→ **GOAL**:
Produce a verbatim copy of the entries listed below.
### DATA ###
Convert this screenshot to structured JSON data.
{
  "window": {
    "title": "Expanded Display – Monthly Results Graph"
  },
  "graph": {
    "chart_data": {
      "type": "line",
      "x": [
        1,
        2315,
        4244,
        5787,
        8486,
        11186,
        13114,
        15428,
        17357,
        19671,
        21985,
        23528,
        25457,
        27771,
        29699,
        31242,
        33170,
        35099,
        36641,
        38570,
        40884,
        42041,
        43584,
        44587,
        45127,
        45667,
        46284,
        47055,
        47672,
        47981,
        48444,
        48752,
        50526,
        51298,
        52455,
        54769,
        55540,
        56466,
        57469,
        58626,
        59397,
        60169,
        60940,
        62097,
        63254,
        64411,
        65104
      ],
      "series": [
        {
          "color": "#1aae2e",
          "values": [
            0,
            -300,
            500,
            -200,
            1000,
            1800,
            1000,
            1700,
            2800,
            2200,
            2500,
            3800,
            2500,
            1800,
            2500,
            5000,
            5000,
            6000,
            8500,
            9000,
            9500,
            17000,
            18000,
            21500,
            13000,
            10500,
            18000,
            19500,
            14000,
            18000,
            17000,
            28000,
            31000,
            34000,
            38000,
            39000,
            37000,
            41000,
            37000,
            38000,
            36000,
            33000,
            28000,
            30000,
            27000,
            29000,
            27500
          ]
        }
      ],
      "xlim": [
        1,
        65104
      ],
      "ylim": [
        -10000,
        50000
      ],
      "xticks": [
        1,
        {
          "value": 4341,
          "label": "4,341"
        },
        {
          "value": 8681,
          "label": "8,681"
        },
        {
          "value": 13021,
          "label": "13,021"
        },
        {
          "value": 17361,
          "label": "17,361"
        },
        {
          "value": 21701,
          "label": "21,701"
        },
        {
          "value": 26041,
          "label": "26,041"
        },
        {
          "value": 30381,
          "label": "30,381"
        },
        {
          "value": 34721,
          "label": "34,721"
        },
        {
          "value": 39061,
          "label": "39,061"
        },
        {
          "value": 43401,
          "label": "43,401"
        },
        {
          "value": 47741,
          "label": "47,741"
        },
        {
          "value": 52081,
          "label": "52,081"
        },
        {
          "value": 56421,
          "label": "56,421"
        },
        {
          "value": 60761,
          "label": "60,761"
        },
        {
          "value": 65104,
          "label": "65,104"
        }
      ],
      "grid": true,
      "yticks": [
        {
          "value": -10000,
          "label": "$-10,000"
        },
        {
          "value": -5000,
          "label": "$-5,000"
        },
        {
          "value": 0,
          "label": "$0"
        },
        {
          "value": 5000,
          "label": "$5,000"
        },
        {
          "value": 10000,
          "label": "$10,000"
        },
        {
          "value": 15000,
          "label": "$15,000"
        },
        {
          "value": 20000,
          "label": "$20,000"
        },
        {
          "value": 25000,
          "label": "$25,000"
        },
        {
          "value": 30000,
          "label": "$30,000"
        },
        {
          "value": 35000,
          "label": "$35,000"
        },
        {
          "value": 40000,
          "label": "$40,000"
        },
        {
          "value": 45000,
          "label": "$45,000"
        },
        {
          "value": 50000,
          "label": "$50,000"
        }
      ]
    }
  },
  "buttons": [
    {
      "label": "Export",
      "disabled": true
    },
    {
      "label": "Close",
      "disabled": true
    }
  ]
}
###
→ **CORRECT OUTPUT**:
Convert this screenshot to structured JSON data.
{
  "window": {
    "title": "Expanded Display – Monthly Results Graph"
  },
  "graph": {
    "chart_data": {
      "type": "line",
      "x": [
        1,
        2315,
        4244,
        5787,
        8486,
        11186,
        13114,
        15428,
        17357,
        19671,
        21985,
        23528,
        25457,
        27771,
        29699,
        31242,
        33170,
        35099,
        36641,
        38570,
        40884,
        42041,
        43584,
        44587,
        45127,
        45667,
        46284,
        47055,
        47672,
        47981,
        48444,
        48752,
        50526,
        51298,
        52455,
        54769,
        55540,
        56466,
        57469,
        58626,
        59397,
        60169,
        60940,
        62097,
        63254,
        64411,
        65104
      ],
      "series": [
        {
          "color": "#1aae2e",
          "values": [
            0,
            -300,
            500,
            -200,
            1000,
            1800,
            1000,
            1700,
            2800,
            2200,
            2500,
            3800,
            2500,
            1800,
            2500,
            5000,
            5000,
            6000,
            8500,
            9000,
            9500,
            17000,
            18000,
            21500,
            13000,
            10500,
            18000,
            19500,
            14000,
            18000,
            17000,
            28000,
            31000,
            34000,
            38000,
            39000,
            37000,
            41000,
            37000,
            38000,
            36000,
            33000,
            28000,
            30000,
            27000,
            29000,
            27500
          ]
        }
      ],
      "xlim": [
        1,
        65104
      ],
      "ylim": [
        -10000,
        50000
      ],
      "xticks": [
        1,
        {
          "value": 4341,
          "label": "4,341"
        },
        {
          "value": 8681,
          "label": "8,681"
        },
        {
          "value": 13021,
          "label": "13,021"
        },
        {
          "value": 17361,
          "label": "17,361"
        },
        {
          "value": 21701,
          "label": "21,701"
        },
        {
          "value": 26041,
          "label": "26,041"
        },
        {
          "value": 30381,
          "label": "30,381"
        },
        {
          "value": 34721,
          "label": "34,721"
        },
        {
          "value": 39061,
          "label": "39,061"
        },
        {
          "value": 43401,
          "label": "43,401"
        },
        {
          "value": 47741,
          "label": "47,741"
        },
        {
          "value": 52081,
          "label": "52,081"
        },
        {
          "value": 56421,
          "label": "56,421"
        },
        {
          "value": 60761,
          "label": "60,761"
        },
        {
          "value": 65104,
          "label": "65,104"
        }
      ],
      "grid": true,
      "yticks": [
        {
          "value": -10000,
          "label": "$-10,000"
        },
        {
          "value": -5000,
          "label": "$-5,000"
        },
        {
          "value": 0,
          "label": "$0"
        },
        {
          "value": 5000,
          "label": "$5,000"
        },
        {
          "value": 10000,
          "label": "$10,000"
        },
        {
          "value": 15000,
          "label": "$15,000"
        },
        {
          "value": 20000,
          "label": "$20,000"
        },
        {
          "value": 25000,
          "label": "$25,000"
        },
        {
          "value": 30000,
          "label": "$30,000"
        },
        {
          "value": 35000,
          "label": "$35,000"
        },
        {
          "value": 40000,
          "label": "$40,000"
        },
        {
          "value": 45000,
          "label": "$45,000"
        },
        {
          "value": 50000,
          "label": "$50,000"
        }
      ]
    }
  },
  "buttons": [
    {
      "label": "Export",
      "disabled": true
    },
    {
      "label": "Close",
      "disabled": true
    }
  ]
}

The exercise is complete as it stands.